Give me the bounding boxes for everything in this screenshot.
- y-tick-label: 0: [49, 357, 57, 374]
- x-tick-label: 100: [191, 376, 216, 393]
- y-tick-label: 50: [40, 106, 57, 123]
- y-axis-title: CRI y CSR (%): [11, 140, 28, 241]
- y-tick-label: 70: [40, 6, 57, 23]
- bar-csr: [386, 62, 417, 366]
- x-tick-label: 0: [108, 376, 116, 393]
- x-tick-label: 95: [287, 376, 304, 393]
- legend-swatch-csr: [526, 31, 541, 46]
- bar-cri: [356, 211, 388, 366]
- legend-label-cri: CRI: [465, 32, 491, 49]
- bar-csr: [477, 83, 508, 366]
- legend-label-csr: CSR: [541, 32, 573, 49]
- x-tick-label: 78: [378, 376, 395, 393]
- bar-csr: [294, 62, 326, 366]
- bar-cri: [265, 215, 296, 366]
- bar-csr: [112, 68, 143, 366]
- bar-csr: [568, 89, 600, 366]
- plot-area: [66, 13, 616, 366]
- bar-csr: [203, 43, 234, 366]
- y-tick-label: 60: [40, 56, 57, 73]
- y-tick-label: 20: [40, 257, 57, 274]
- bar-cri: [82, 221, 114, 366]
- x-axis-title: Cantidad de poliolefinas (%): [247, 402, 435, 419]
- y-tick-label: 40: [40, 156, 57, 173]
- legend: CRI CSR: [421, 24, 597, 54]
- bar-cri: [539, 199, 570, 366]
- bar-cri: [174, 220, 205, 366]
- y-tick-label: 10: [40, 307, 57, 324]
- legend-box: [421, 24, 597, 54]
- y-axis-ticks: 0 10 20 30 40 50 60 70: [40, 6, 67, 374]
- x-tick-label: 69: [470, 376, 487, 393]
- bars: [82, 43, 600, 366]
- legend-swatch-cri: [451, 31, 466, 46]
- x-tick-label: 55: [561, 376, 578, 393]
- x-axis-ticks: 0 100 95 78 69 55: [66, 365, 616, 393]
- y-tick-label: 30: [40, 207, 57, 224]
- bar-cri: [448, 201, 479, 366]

----

→ Stated task
Rewrite the material above with "plot-area" changed to "chart-area" and everything else left the same.

→ Reply to the task
Give me the bounding boxes for everything in this screenshot.
- y-tick-label: 0: [49, 357, 57, 374]
- x-tick-label: 100: [191, 376, 216, 393]
- y-tick-label: 50: [40, 106, 57, 123]
- y-axis-title: CRI y CSR (%): [11, 140, 28, 241]
- y-tick-label: 70: [40, 6, 57, 23]
- bar-csr: [386, 62, 417, 366]
- x-tick-label: 0: [108, 376, 116, 393]
- x-tick-label: 95: [287, 376, 304, 393]
- legend-swatch-csr: [526, 31, 541, 46]
- bar-cri: [356, 211, 388, 366]
- legend-label-cri: CRI: [465, 32, 491, 49]
- bar-csr: [477, 83, 508, 366]
- legend-label-csr: CSR: [541, 32, 573, 49]
- x-tick-label: 78: [378, 376, 395, 393]
- bar-csr: [294, 62, 326, 366]
- bar-cri: [265, 215, 296, 366]
- bar-csr: [112, 68, 143, 366]
- bar-csr: [568, 89, 600, 366]
- chart-area: [66, 13, 616, 366]
- bar-csr: [203, 43, 234, 366]
- y-tick-label: 60: [40, 56, 57, 73]
- y-tick-label: 20: [40, 257, 57, 274]
- bar-cri: [82, 221, 114, 366]
- x-axis-title: Cantidad de poliolefinas (%): [247, 402, 435, 419]
- y-tick-label: 40: [40, 156, 57, 173]
- legend: CRI CSR: [421, 24, 597, 54]
- bar-cri: [539, 199, 570, 366]
- bar-cri: [174, 220, 205, 366]
- y-tick-label: 10: [40, 307, 57, 324]
- legend-box: [421, 24, 597, 54]
- y-axis-ticks: 0 10 20 30 40 50 60 70: [40, 6, 67, 374]
- x-tick-label: 69: [470, 376, 487, 393]
- bars: [82, 43, 600, 366]
- legend-swatch-cri: [451, 31, 466, 46]
- x-tick-label: 55: [561, 376, 578, 393]
- x-axis-ticks: 0 100 95 78 69 55: [66, 365, 616, 393]
- y-tick-label: 30: [40, 207, 57, 224]
- bar-cri: [448, 201, 479, 366]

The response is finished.